- [Extracted data entries]:
━━━━━━━━

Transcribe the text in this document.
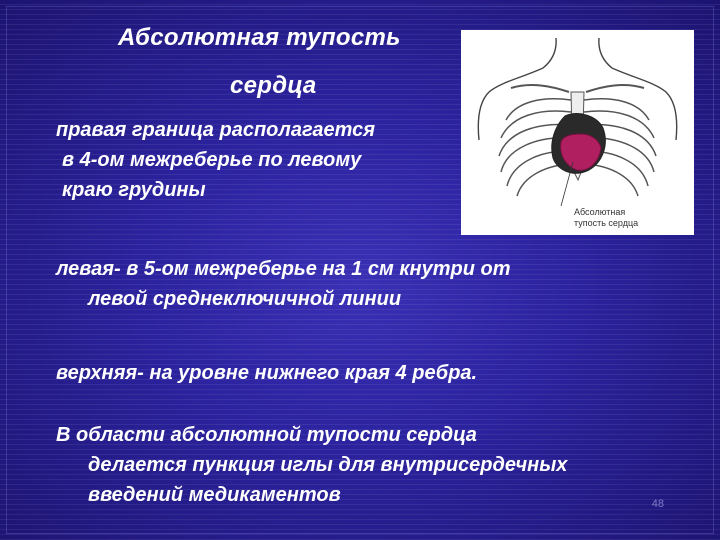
Абсолютная тупость
сердца
правая граница располагается
в 4-ом межреберье по левому
краю грудины
левая- в 5-ом межреберье на 1 см кнутри от
левой среднеключичной линии
верхняя- на уровне нижнего края 4 ребра.
В области абсолютной тупости сердца
делается пункция иглы для внутрисердечных
введений медикаментов
Абсолютная
тупость сердца
48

━━━━━━━━

Only the number is wanted: how many lines in the entries above contain the word "межреберье"?

- [CORRECT OUTPUT]: 2